* EXERCISE REQUIREMENTS *
Count the lines below that contain the word "true", and reply with only that number.

* PROVIDED RECORDS *
________________________

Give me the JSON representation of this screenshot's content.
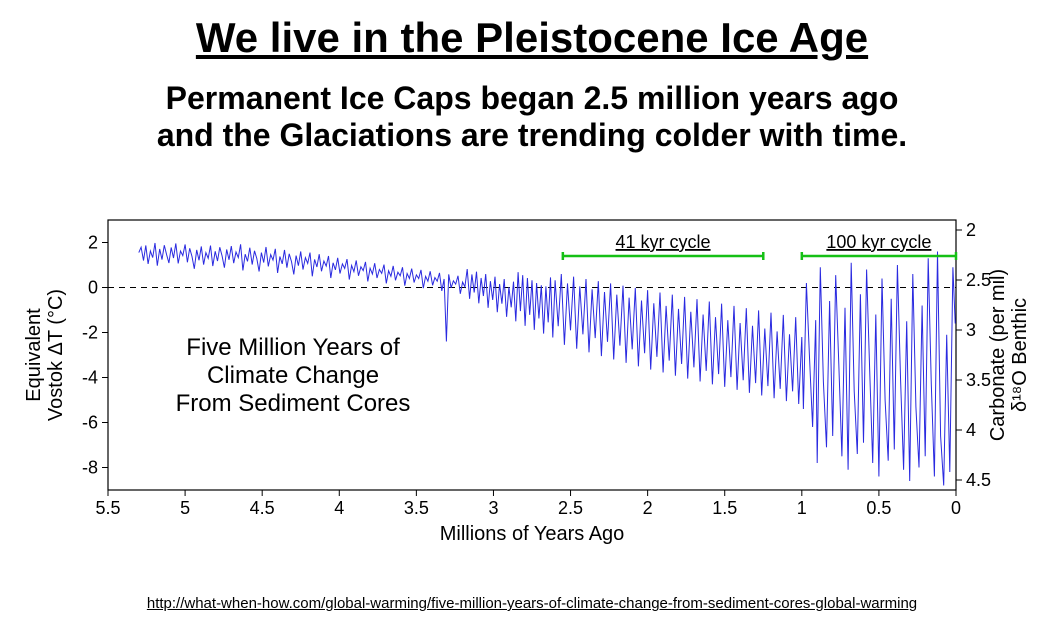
{
  "title": {
    "text": "We live in the Pleistocene Ice Age",
    "fontsize": 42,
    "color": "#000000",
    "underline": true,
    "weight": "bold"
  },
  "subtitle": {
    "line1": "Permanent Ice Caps began 2.5 million years ago",
    "line2": "and the Glaciations are trending colder with time.",
    "fontsize": 32,
    "color": "#000000",
    "weight": "bold"
  },
  "chart": {
    "type": "line",
    "line_color": "#2a2ae0",
    "line_width": 1.0,
    "background_color": "#ffffff",
    "axis_color": "#000000",
    "zero_line": {
      "style": "dashed",
      "color": "#000000",
      "y": 0
    },
    "x": {
      "label": "Millions of Years Ago",
      "label_fontsize": 20,
      "min": 0,
      "max": 5.5,
      "reversed": true,
      "ticks": [
        5.5,
        5,
        4.5,
        4,
        3.5,
        3,
        2.5,
        2,
        1.5,
        1,
        0.5,
        0
      ],
      "tick_labels": [
        "5.5",
        "5",
        "4.5",
        "4",
        "3.5",
        "3",
        "2.5",
        "2",
        "1.5",
        "1",
        "0.5",
        "0"
      ],
      "tick_fontsize": 18
    },
    "y_left": {
      "label_line1": "Equivalent",
      "label_line2": "Vostok ΔT (°C)",
      "label_fontsize": 20,
      "min": -9,
      "max": 3,
      "ticks": [
        -8,
        -6,
        -4,
        -2,
        0,
        2
      ],
      "tick_labels": [
        "-8",
        "-6",
        "-4",
        "-2",
        "0",
        "2"
      ],
      "tick_fontsize": 18
    },
    "y_right": {
      "label_line1": "δ¹⁸O Benthic",
      "label_line2": "Carbonate (per mil)",
      "label_fontsize": 20,
      "min": 4.6,
      "max": 1.9,
      "inverted": true,
      "ticks": [
        2,
        2.5,
        3,
        3.5,
        4,
        4.5
      ],
      "tick_labels": [
        "2",
        "2.5",
        "3",
        "3.5",
        "4",
        "4.5"
      ],
      "tick_fontsize": 18
    },
    "annotations": {
      "text_block": {
        "line1": "Five Million Years of",
        "line2": "Climate Change",
        "line3": "From Sediment Cores",
        "fontsize": 24,
        "color": "#000000",
        "x_center_mya": 4.3,
        "y_top_degC": -3.0
      },
      "cycle_41": {
        "label": "41 kyr cycle",
        "fontsize": 18,
        "color": "#000000",
        "bar_color": "#15c015",
        "bar_width": 2.5,
        "x_start_mya": 2.55,
        "x_end_mya": 1.25,
        "y_degC": 1.4
      },
      "cycle_100": {
        "label": "100 kyr cycle",
        "fontsize": 18,
        "color": "#000000",
        "bar_color": "#15c015",
        "bar_width": 2.5,
        "x_start_mya": 1.0,
        "x_end_mya": 0.0,
        "y_degC": 1.4
      }
    },
    "series": [
      [
        5.3,
        1.55
      ],
      [
        5.285,
        1.79
      ],
      [
        5.27,
        1.2
      ],
      [
        5.255,
        1.87
      ],
      [
        5.24,
        1.05
      ],
      [
        5.225,
        1.62
      ],
      [
        5.21,
        1.33
      ],
      [
        5.195,
        1.98
      ],
      [
        5.18,
        0.97
      ],
      [
        5.165,
        1.71
      ],
      [
        5.15,
        1.24
      ],
      [
        5.135,
        1.88
      ],
      [
        5.12,
        1.46
      ],
      [
        5.105,
        1.09
      ],
      [
        5.09,
        1.78
      ],
      [
        5.075,
        1.31
      ],
      [
        5.06,
        1.96
      ],
      [
        5.045,
        1.07
      ],
      [
        5.03,
        1.62
      ],
      [
        5.015,
        1.42
      ],
      [
        5.0,
        1.91
      ],
      [
        4.985,
        1.12
      ],
      [
        4.97,
        1.74
      ],
      [
        4.955,
        1.38
      ],
      [
        4.94,
        0.83
      ],
      [
        4.925,
        1.67
      ],
      [
        4.91,
        1.21
      ],
      [
        4.895,
        1.82
      ],
      [
        4.88,
        1.02
      ],
      [
        4.865,
        1.55
      ],
      [
        4.85,
        1.3
      ],
      [
        4.835,
        1.86
      ],
      [
        4.82,
        0.95
      ],
      [
        4.805,
        1.61
      ],
      [
        4.79,
        1.18
      ],
      [
        4.775,
        1.79
      ],
      [
        4.76,
        1.4
      ],
      [
        4.745,
        0.88
      ],
      [
        4.73,
        1.69
      ],
      [
        4.715,
        1.23
      ],
      [
        4.7,
        1.84
      ],
      [
        4.685,
        1.08
      ],
      [
        4.67,
        1.58
      ],
      [
        4.655,
        1.33
      ],
      [
        4.64,
        1.92
      ],
      [
        4.625,
        0.76
      ],
      [
        4.61,
        1.48
      ],
      [
        4.595,
        1.16
      ],
      [
        4.58,
        1.77
      ],
      [
        4.565,
        1.02
      ],
      [
        4.55,
        1.63
      ],
      [
        4.535,
        1.29
      ],
      [
        4.52,
        0.71
      ],
      [
        4.505,
        1.55
      ],
      [
        4.49,
        1.11
      ],
      [
        4.475,
        1.8
      ],
      [
        4.46,
        0.94
      ],
      [
        4.445,
        1.46
      ],
      [
        4.43,
        1.22
      ],
      [
        4.415,
        1.72
      ],
      [
        4.4,
        0.65
      ],
      [
        4.385,
        1.38
      ],
      [
        4.37,
        1.05
      ],
      [
        4.355,
        1.67
      ],
      [
        4.34,
        0.88
      ],
      [
        4.325,
        1.5
      ],
      [
        4.31,
        1.15
      ],
      [
        4.295,
        0.58
      ],
      [
        4.28,
        1.42
      ],
      [
        4.265,
        0.97
      ],
      [
        4.25,
        1.6
      ],
      [
        4.235,
        0.8
      ],
      [
        4.22,
        1.33
      ],
      [
        4.205,
        1.07
      ],
      [
        4.19,
        1.55
      ],
      [
        4.175,
        0.5
      ],
      [
        4.16,
        1.25
      ],
      [
        4.145,
        0.91
      ],
      [
        4.13,
        1.48
      ],
      [
        4.115,
        0.72
      ],
      [
        4.1,
        1.18
      ],
      [
        4.085,
        0.95
      ],
      [
        4.07,
        1.4
      ],
      [
        4.055,
        0.42
      ],
      [
        4.04,
        1.1
      ],
      [
        4.025,
        0.78
      ],
      [
        4.01,
        1.32
      ],
      [
        3.995,
        0.62
      ],
      [
        3.98,
        1.05
      ],
      [
        3.965,
        0.85
      ],
      [
        3.95,
        1.26
      ],
      [
        3.935,
        0.35
      ],
      [
        3.92,
        0.98
      ],
      [
        3.905,
        0.7
      ],
      [
        3.89,
        1.2
      ],
      [
        3.875,
        0.52
      ],
      [
        3.86,
        0.92
      ],
      [
        3.845,
        0.75
      ],
      [
        3.83,
        1.14
      ],
      [
        3.815,
        0.27
      ],
      [
        3.8,
        0.86
      ],
      [
        3.785,
        0.6
      ],
      [
        3.77,
        1.08
      ],
      [
        3.755,
        0.42
      ],
      [
        3.74,
        0.8
      ],
      [
        3.725,
        0.63
      ],
      [
        3.71,
        1.02
      ],
      [
        3.695,
        0.18
      ],
      [
        3.68,
        0.74
      ],
      [
        3.665,
        0.5
      ],
      [
        3.65,
        0.96
      ],
      [
        3.635,
        0.32
      ],
      [
        3.62,
        0.68
      ],
      [
        3.605,
        0.52
      ],
      [
        3.59,
        0.9
      ],
      [
        3.575,
        0.08
      ],
      [
        3.56,
        0.62
      ],
      [
        3.545,
        0.4
      ],
      [
        3.53,
        0.84
      ],
      [
        3.515,
        0.22
      ],
      [
        3.5,
        0.56
      ],
      [
        3.485,
        0.4
      ],
      [
        3.47,
        0.78
      ],
      [
        3.455,
        -0.03
      ],
      [
        3.44,
        0.5
      ],
      [
        3.425,
        0.28
      ],
      [
        3.41,
        0.72
      ],
      [
        3.395,
        0.1
      ],
      [
        3.38,
        0.44
      ],
      [
        3.365,
        0.28
      ],
      [
        3.35,
        0.65
      ],
      [
        3.335,
        -0.15
      ],
      [
        3.32,
        0.38
      ],
      [
        3.305,
        -2.4
      ],
      [
        3.29,
        0.58
      ],
      [
        3.275,
        -0.02
      ],
      [
        3.26,
        0.3
      ],
      [
        3.245,
        0.15
      ],
      [
        3.23,
        0.52
      ],
      [
        3.215,
        -0.28
      ],
      [
        3.2,
        0.24
      ],
      [
        3.185,
        0.03
      ],
      [
        3.17,
        0.82
      ],
      [
        3.155,
        -0.5
      ],
      [
        3.14,
        0.58
      ],
      [
        3.125,
        -0.22
      ],
      [
        3.11,
        0.7
      ],
      [
        3.095,
        -0.7
      ],
      [
        3.08,
        0.42
      ],
      [
        3.065,
        -0.38
      ],
      [
        3.05,
        0.6
      ],
      [
        3.035,
        -0.9
      ],
      [
        3.02,
        0.28
      ],
      [
        3.005,
        -0.55
      ],
      [
        2.99,
        0.48
      ],
      [
        2.975,
        -1.1
      ],
      [
        2.96,
        0.15
      ],
      [
        2.945,
        -0.72
      ],
      [
        2.93,
        0.38
      ],
      [
        2.915,
        -1.3
      ],
      [
        2.9,
        0.02
      ],
      [
        2.885,
        -0.88
      ],
      [
        2.87,
        0.26
      ],
      [
        2.855,
        -1.5
      ],
      [
        2.84,
        0.68
      ],
      [
        2.825,
        -1.05
      ],
      [
        2.81,
        0.55
      ],
      [
        2.795,
        -1.7
      ],
      [
        2.78,
        0.42
      ],
      [
        2.765,
        -1.22
      ],
      [
        2.75,
        0.32
      ],
      [
        2.735,
        -1.88
      ],
      [
        2.72,
        0.2
      ],
      [
        2.705,
        -1.38
      ],
      [
        2.69,
        0.1
      ],
      [
        2.675,
        -2.05
      ],
      [
        2.66,
        0.05
      ],
      [
        2.645,
        -1.55
      ],
      [
        2.63,
        0.45
      ],
      [
        2.615,
        -2.22
      ],
      [
        2.6,
        0.32
      ],
      [
        2.58,
        -1.72
      ],
      [
        2.56,
        0.6
      ],
      [
        2.54,
        -2.55
      ],
      [
        2.52,
        0.18
      ],
      [
        2.5,
        -1.9
      ],
      [
        2.48,
        0.48
      ],
      [
        2.46,
        -2.72
      ],
      [
        2.44,
        0.05
      ],
      [
        2.42,
        -2.08
      ],
      [
        2.4,
        0.38
      ],
      [
        2.38,
        -2.88
      ],
      [
        2.36,
        -0.08
      ],
      [
        2.34,
        -2.25
      ],
      [
        2.32,
        0.28
      ],
      [
        2.3,
        -3.05
      ],
      [
        2.28,
        -0.2
      ],
      [
        2.26,
        -2.42
      ],
      [
        2.24,
        0.18
      ],
      [
        2.22,
        -3.2
      ],
      [
        2.2,
        -0.32
      ],
      [
        2.18,
        -2.58
      ],
      [
        2.16,
        0.08
      ],
      [
        2.14,
        -3.35
      ],
      [
        2.12,
        -0.45
      ],
      [
        2.1,
        -2.75
      ],
      [
        2.08,
        -0.02
      ],
      [
        2.06,
        -3.5
      ],
      [
        2.04,
        -0.58
      ],
      [
        2.02,
        -2.92
      ],
      [
        2.0,
        -0.12
      ],
      [
        1.98,
        -3.65
      ],
      [
        1.96,
        -0.7
      ],
      [
        1.94,
        -3.08
      ],
      [
        1.92,
        -0.22
      ],
      [
        1.9,
        -3.78
      ],
      [
        1.88,
        -0.82
      ],
      [
        1.86,
        -3.25
      ],
      [
        1.84,
        -0.32
      ],
      [
        1.82,
        -3.92
      ],
      [
        1.8,
        -0.95
      ],
      [
        1.78,
        -3.4
      ],
      [
        1.76,
        -0.42
      ],
      [
        1.74,
        -4.05
      ],
      [
        1.72,
        -1.08
      ],
      [
        1.7,
        -3.55
      ],
      [
        1.68,
        -0.52
      ],
      [
        1.66,
        -4.18
      ],
      [
        1.64,
        -1.2
      ],
      [
        1.62,
        -3.7
      ],
      [
        1.6,
        -0.62
      ],
      [
        1.58,
        -4.3
      ],
      [
        1.56,
        -1.32
      ],
      [
        1.54,
        -3.85
      ],
      [
        1.52,
        -0.72
      ],
      [
        1.5,
        -4.42
      ],
      [
        1.48,
        -1.45
      ],
      [
        1.46,
        -3.98
      ],
      [
        1.44,
        -0.82
      ],
      [
        1.42,
        -4.55
      ],
      [
        1.4,
        -1.58
      ],
      [
        1.38,
        -4.12
      ],
      [
        1.36,
        -0.92
      ],
      [
        1.34,
        -4.68
      ],
      [
        1.32,
        -1.7
      ],
      [
        1.3,
        -4.25
      ],
      [
        1.28,
        -1.02
      ],
      [
        1.26,
        -4.8
      ],
      [
        1.24,
        -1.82
      ],
      [
        1.22,
        -4.38
      ],
      [
        1.2,
        -1.12
      ],
      [
        1.18,
        -4.92
      ],
      [
        1.16,
        -1.95
      ],
      [
        1.14,
        -4.5
      ],
      [
        1.12,
        -1.22
      ],
      [
        1.1,
        -5.05
      ],
      [
        1.08,
        -2.08
      ],
      [
        1.06,
        -4.62
      ],
      [
        1.04,
        -1.32
      ],
      [
        1.02,
        -5.18
      ],
      [
        1.0,
        -2.2
      ],
      [
        0.99,
        -5.4
      ],
      [
        0.97,
        0.2
      ],
      [
        0.95,
        -3.1
      ],
      [
        0.93,
        -6.2
      ],
      [
        0.91,
        -1.45
      ],
      [
        0.9,
        -7.8
      ],
      [
        0.88,
        0.9
      ],
      [
        0.86,
        -4.2
      ],
      [
        0.84,
        -7.1
      ],
      [
        0.82,
        -0.6
      ],
      [
        0.8,
        -6.6
      ],
      [
        0.78,
        0.55
      ],
      [
        0.76,
        -3.4
      ],
      [
        0.74,
        -7.5
      ],
      [
        0.72,
        -0.9
      ],
      [
        0.7,
        -8.1
      ],
      [
        0.68,
        1.1
      ],
      [
        0.66,
        -4.6
      ],
      [
        0.64,
        -7.4
      ],
      [
        0.62,
        -0.3
      ],
      [
        0.6,
        -6.9
      ],
      [
        0.58,
        0.8
      ],
      [
        0.56,
        -3.7
      ],
      [
        0.54,
        -7.8
      ],
      [
        0.52,
        -1.2
      ],
      [
        0.5,
        -8.4
      ],
      [
        0.48,
        0.4
      ],
      [
        0.46,
        -5.0
      ],
      [
        0.44,
        -7.7
      ],
      [
        0.42,
        -0.5
      ],
      [
        0.4,
        -7.2
      ],
      [
        0.38,
        1.0
      ],
      [
        0.36,
        -4.0
      ],
      [
        0.34,
        -8.1
      ],
      [
        0.32,
        -1.5
      ],
      [
        0.3,
        -8.6
      ],
      [
        0.28,
        0.6
      ],
      [
        0.26,
        -5.3
      ],
      [
        0.24,
        -8.0
      ],
      [
        0.22,
        -0.8
      ],
      [
        0.2,
        -7.5
      ],
      [
        0.18,
        1.3
      ],
      [
        0.16,
        -4.3
      ],
      [
        0.14,
        -8.4
      ],
      [
        0.12,
        1.6
      ],
      [
        0.1,
        -6.6
      ],
      [
        0.08,
        -8.8
      ],
      [
        0.06,
        -2.1
      ],
      [
        0.04,
        -8.2
      ],
      [
        0.02,
        0.9
      ],
      [
        0.005,
        -1.6
      ]
    ]
  },
  "source": {
    "text": "http://what-when-how.com/global-warming/five-million-years-of-climate-change-from-sediment-cores-global-warming",
    "fontsize": 15,
    "underline": true
  }
}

________________________

* TASK RESPONSE *
4